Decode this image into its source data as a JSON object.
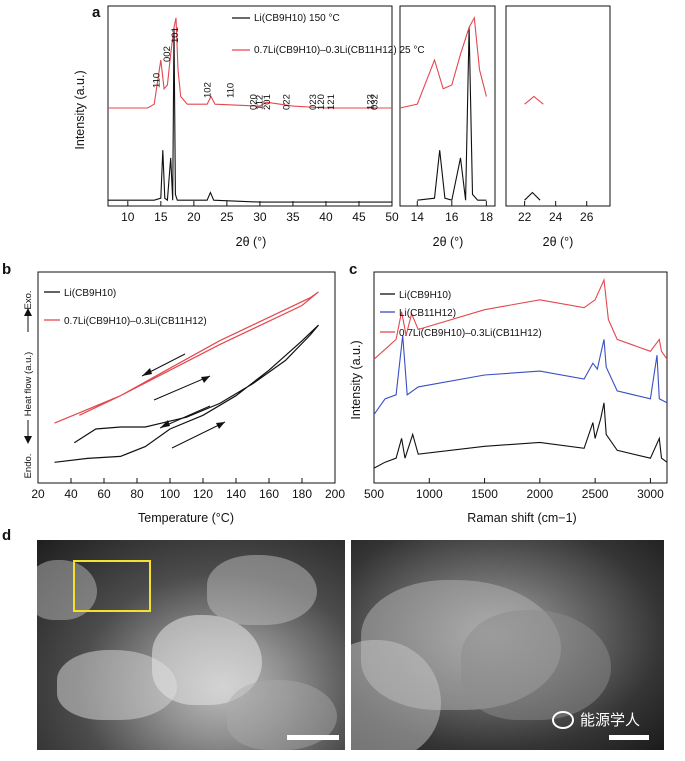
{
  "panels": {
    "a": {
      "letter": "a",
      "ylabel": "Intensity (a.u.)",
      "xlabel": "2θ (°)",
      "legend": [
        {
          "label": "Li(CB9H10) 150 °C",
          "color": "#111111"
        },
        {
          "label": "0.7Li(CB9H10)–0.3Li(CB11H12) 25 °C",
          "color": "#e4474f"
        }
      ],
      "subplots": [
        {
          "xlim": [
            7,
            50
          ],
          "ticks": [
            "10",
            "15",
            "20",
            "25",
            "30",
            "35",
            "40",
            "45",
            "50"
          ]
        },
        {
          "xlim": [
            13,
            18.5
          ],
          "ticks": [
            "14",
            "16",
            "18"
          ]
        },
        {
          "xlim": [
            20.8,
            27.5
          ],
          "ticks": [
            "22",
            "24",
            "26"
          ]
        }
      ],
      "peak_labels": [
        "110",
        "002",
        "101",
        "102",
        "110",
        "020",
        "112",
        "201",
        "022",
        "023",
        "120",
        "121",
        "123",
        "032"
      ]
    },
    "b": {
      "letter": "b",
      "ylabel": "Heat flow (a.u.)",
      "exo": "Exo.",
      "endo": "Endo.",
      "xlabel": "Temperature (°C)",
      "ticks": [
        "20",
        "40",
        "60",
        "80",
        "100",
        "120",
        "140",
        "160",
        "180",
        "200"
      ],
      "legend": [
        {
          "label": "Li(CB9H10)",
          "color": "#111111"
        },
        {
          "label": "0.7Li(CB9H10)–0.3Li(CB11H12)",
          "color": "#e4474f"
        }
      ]
    },
    "c": {
      "letter": "c",
      "ylabel": "Intensity (a.u.)",
      "xlabel": "Raman shift (cm−1)",
      "ticks": [
        "500",
        "1000",
        "1500",
        "2000",
        "2500",
        "3000"
      ],
      "legend": [
        {
          "label": "Li(CB9H10)",
          "color": "#111111"
        },
        {
          "label": "Li(CB11H12)",
          "color": "#3a4fc4"
        },
        {
          "label": "0.7Li(CB9H10)–0.3Li(CB11H12)",
          "color": "#e4474f"
        }
      ]
    },
    "d": {
      "letter": "d",
      "watermark": "能源学人"
    }
  },
  "chart_data": [
    {
      "type": "line",
      "title": "",
      "xlabel": "2θ (°)",
      "ylabel": "Intensity (a.u.)",
      "xlim": [
        7,
        50
      ],
      "series": [
        {
          "name": "Li(CB9H10) 150 °C",
          "x": [
            7,
            14,
            15,
            15.3,
            15.6,
            16,
            16.5,
            16.8,
            17,
            17.2,
            17.5,
            18,
            22,
            22.5,
            23,
            30,
            40,
            50
          ],
          "y": [
            0.02,
            0.02,
            0.03,
            0.28,
            0.03,
            0.02,
            0.24,
            0.02,
            0.92,
            0.05,
            0.02,
            0.02,
            0.02,
            0.06,
            0.02,
            0.01,
            0.01,
            0.01
          ]
        },
        {
          "name": "0.7Li(CB9H10)–0.3Li(CB11H12) 25 °C",
          "x": [
            7,
            13,
            14,
            15,
            15.5,
            16,
            16.5,
            17,
            17.3,
            17.6,
            18,
            19,
            22,
            22.6,
            23.2,
            30,
            31,
            35,
            40,
            45,
            50
          ],
          "y": [
            0.5,
            0.5,
            0.52,
            0.75,
            0.6,
            0.62,
            0.78,
            0.92,
            0.97,
            0.7,
            0.56,
            0.52,
            0.52,
            0.56,
            0.52,
            0.51,
            0.53,
            0.51,
            0.5,
            0.5,
            0.5
          ]
        }
      ]
    },
    {
      "type": "line",
      "title": "",
      "xlabel": "Temperature (°C)",
      "ylabel": "Heat flow (a.u.)",
      "xlim": [
        20,
        200
      ],
      "series": [
        {
          "name": "Li(CB9H10)",
          "x": [
            30,
            50,
            70,
            85,
            100,
            120,
            140,
            160,
            180,
            190,
            185,
            170,
            150,
            130,
            110,
            95,
            85,
            70,
            55,
            42
          ],
          "y": [
            0.08,
            0.1,
            0.11,
            0.16,
            0.25,
            0.32,
            0.42,
            0.55,
            0.7,
            0.78,
            0.73,
            0.6,
            0.48,
            0.38,
            0.31,
            0.28,
            0.26,
            0.26,
            0.25,
            0.18
          ]
        },
        {
          "name": "0.7Li(CB9H10)–0.3Li(CB11H12)",
          "x": [
            30,
            50,
            70,
            100,
            130,
            160,
            180,
            190,
            185,
            160,
            130,
            100,
            70,
            45
          ],
          "y": [
            0.28,
            0.35,
            0.42,
            0.55,
            0.68,
            0.8,
            0.88,
            0.95,
            0.92,
            0.82,
            0.7,
            0.56,
            0.42,
            0.32
          ]
        }
      ]
    },
    {
      "type": "line",
      "title": "",
      "xlabel": "Raman shift (cm−1)",
      "ylabel": "Intensity (a.u.)",
      "xlim": [
        500,
        3150
      ],
      "series": [
        {
          "name": "Li(CB9H10)",
          "x": [
            500,
            600,
            700,
            750,
            780,
            850,
            900,
            1500,
            2000,
            2400,
            2480,
            2500,
            2550,
            2580,
            2600,
            2700,
            3000,
            3080,
            3100,
            3150
          ],
          "y": [
            0.05,
            0.08,
            0.1,
            0.2,
            0.1,
            0.22,
            0.12,
            0.16,
            0.18,
            0.15,
            0.28,
            0.2,
            0.3,
            0.38,
            0.22,
            0.14,
            0.1,
            0.2,
            0.1,
            0.08
          ]
        },
        {
          "name": "Li(CB11H12)",
          "x": [
            500,
            600,
            700,
            760,
            800,
            900,
            1500,
            2000,
            2400,
            2480,
            2520,
            2580,
            2600,
            2700,
            3000,
            3060,
            3080,
            3150
          ],
          "y": [
            0.32,
            0.4,
            0.42,
            0.72,
            0.42,
            0.46,
            0.52,
            0.54,
            0.5,
            0.58,
            0.55,
            0.7,
            0.56,
            0.44,
            0.4,
            0.62,
            0.4,
            0.38
          ]
        },
        {
          "name": "0.7Li(CB9H10)–0.3Li(CB11H12)",
          "x": [
            500,
            600,
            700,
            750,
            790,
            840,
            900,
            1500,
            2000,
            2400,
            2500,
            2580,
            2620,
            2700,
            3000,
            3080,
            3100,
            3150
          ],
          "y": [
            0.6,
            0.65,
            0.7,
            0.84,
            0.72,
            0.83,
            0.75,
            0.85,
            0.9,
            0.86,
            0.9,
            1.0,
            0.8,
            0.7,
            0.64,
            0.7,
            0.64,
            0.6
          ]
        }
      ]
    }
  ]
}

========

- [AIM OF THE TASK]
Quote the data above in full, leaving out the pictures it holds.

- [TASK ANSWER]
Decode this image into its source data as a JSON object.
{
  "panels": {
    "a": {
      "letter": "a",
      "ylabel": "Intensity (a.u.)",
      "xlabel": "2θ (°)",
      "legend": [
        {
          "label": "Li(CB9H10) 150 °C",
          "color": "#111111"
        },
        {
          "label": "0.7Li(CB9H10)–0.3Li(CB11H12) 25 °C",
          "color": "#e4474f"
        }
      ],
      "subplots": [
        {
          "xlim": [
            7,
            50
          ],
          "ticks": [
            "10",
            "15",
            "20",
            "25",
            "30",
            "35",
            "40",
            "45",
            "50"
          ]
        },
        {
          "xlim": [
            13,
            18.5
          ],
          "ticks": [
            "14",
            "16",
            "18"
          ]
        },
        {
          "xlim": [
            20.8,
            27.5
          ],
          "ticks": [
            "22",
            "24",
            "26"
          ]
        }
      ],
      "peak_labels": [
        "110",
        "002",
        "101",
        "102",
        "110",
        "020",
        "112",
        "201",
        "022",
        "023",
        "120",
        "121",
        "123",
        "032"
      ]
    },
    "b": {
      "letter": "b",
      "ylabel": "Heat flow (a.u.)",
      "exo": "Exo.",
      "endo": "Endo.",
      "xlabel": "Temperature (°C)",
      "ticks": [
        "20",
        "40",
        "60",
        "80",
        "100",
        "120",
        "140",
        "160",
        "180",
        "200"
      ],
      "legend": [
        {
          "label": "Li(CB9H10)",
          "color": "#111111"
        },
        {
          "label": "0.7Li(CB9H10)–0.3Li(CB11H12)",
          "color": "#e4474f"
        }
      ]
    },
    "c": {
      "letter": "c",
      "ylabel": "Intensity (a.u.)",
      "xlabel": "Raman shift (cm−1)",
      "ticks": [
        "500",
        "1000",
        "1500",
        "2000",
        "2500",
        "3000"
      ],
      "legend": [
        {
          "label": "Li(CB9H10)",
          "color": "#111111"
        },
        {
          "label": "Li(CB11H12)",
          "color": "#3a4fc4"
        },
        {
          "label": "0.7Li(CB9H10)–0.3Li(CB11H12)",
          "color": "#e4474f"
        }
      ]
    },
    "d": {
      "letter": "d",
      "watermark": "能源学人"
    }
  },
  "chart_data": [
    {
      "type": "line",
      "title": "",
      "xlabel": "2θ (°)",
      "ylabel": "Intensity (a.u.)",
      "xlim": [
        7,
        50
      ],
      "series": [
        {
          "name": "Li(CB9H10) 150 °C",
          "x": [
            7,
            14,
            15,
            15.3,
            15.6,
            16,
            16.5,
            16.8,
            17,
            17.2,
            17.5,
            18,
            22,
            22.5,
            23,
            30,
            40,
            50
          ],
          "y": [
            0.02,
            0.02,
            0.03,
            0.28,
            0.03,
            0.02,
            0.24,
            0.02,
            0.92,
            0.05,
            0.02,
            0.02,
            0.02,
            0.06,
            0.02,
            0.01,
            0.01,
            0.01
          ]
        },
        {
          "name": "0.7Li(CB9H10)–0.3Li(CB11H12) 25 °C",
          "x": [
            7,
            13,
            14,
            15,
            15.5,
            16,
            16.5,
            17,
            17.3,
            17.6,
            18,
            19,
            22,
            22.6,
            23.2,
            30,
            31,
            35,
            40,
            45,
            50
          ],
          "y": [
            0.5,
            0.5,
            0.52,
            0.75,
            0.6,
            0.62,
            0.78,
            0.92,
            0.97,
            0.7,
            0.56,
            0.52,
            0.52,
            0.56,
            0.52,
            0.51,
            0.53,
            0.51,
            0.5,
            0.5,
            0.5
          ]
        }
      ]
    },
    {
      "type": "line",
      "title": "",
      "xlabel": "Temperature (°C)",
      "ylabel": "Heat flow (a.u.)",
      "xlim": [
        20,
        200
      ],
      "series": [
        {
          "name": "Li(CB9H10)",
          "x": [
            30,
            50,
            70,
            85,
            100,
            120,
            140,
            160,
            180,
            190,
            185,
            170,
            150,
            130,
            110,
            95,
            85,
            70,
            55,
            42
          ],
          "y": [
            0.08,
            0.1,
            0.11,
            0.16,
            0.25,
            0.32,
            0.42,
            0.55,
            0.7,
            0.78,
            0.73,
            0.6,
            0.48,
            0.38,
            0.31,
            0.28,
            0.26,
            0.26,
            0.25,
            0.18
          ]
        },
        {
          "name": "0.7Li(CB9H10)–0.3Li(CB11H12)",
          "x": [
            30,
            50,
            70,
            100,
            130,
            160,
            180,
            190,
            185,
            160,
            130,
            100,
            70,
            45
          ],
          "y": [
            0.28,
            0.35,
            0.42,
            0.55,
            0.68,
            0.8,
            0.88,
            0.95,
            0.92,
            0.82,
            0.7,
            0.56,
            0.42,
            0.32
          ]
        }
      ]
    },
    {
      "type": "line",
      "title": "",
      "xlabel": "Raman shift (cm−1)",
      "ylabel": "Intensity (a.u.)",
      "xlim": [
        500,
        3150
      ],
      "series": [
        {
          "name": "Li(CB9H10)",
          "x": [
            500,
            600,
            700,
            750,
            780,
            850,
            900,
            1500,
            2000,
            2400,
            2480,
            2500,
            2550,
            2580,
            2600,
            2700,
            3000,
            3080,
            3100,
            3150
          ],
          "y": [
            0.05,
            0.08,
            0.1,
            0.2,
            0.1,
            0.22,
            0.12,
            0.16,
            0.18,
            0.15,
            0.28,
            0.2,
            0.3,
            0.38,
            0.22,
            0.14,
            0.1,
            0.2,
            0.1,
            0.08
          ]
        },
        {
          "name": "Li(CB11H12)",
          "x": [
            500,
            600,
            700,
            760,
            800,
            900,
            1500,
            2000,
            2400,
            2480,
            2520,
            2580,
            2600,
            2700,
            3000,
            3060,
            3080,
            3150
          ],
          "y": [
            0.32,
            0.4,
            0.42,
            0.72,
            0.42,
            0.46,
            0.52,
            0.54,
            0.5,
            0.58,
            0.55,
            0.7,
            0.56,
            0.44,
            0.4,
            0.62,
            0.4,
            0.38
          ]
        },
        {
          "name": "0.7Li(CB9H10)–0.3Li(CB11H12)",
          "x": [
            500,
            600,
            700,
            750,
            790,
            840,
            900,
            1500,
            2000,
            2400,
            2500,
            2580,
            2620,
            2700,
            3000,
            3080,
            3100,
            3150
          ],
          "y": [
            0.6,
            0.65,
            0.7,
            0.84,
            0.72,
            0.83,
            0.75,
            0.85,
            0.9,
            0.86,
            0.9,
            1.0,
            0.8,
            0.7,
            0.64,
            0.7,
            0.64,
            0.6
          ]
        }
      ]
    }
  ]
}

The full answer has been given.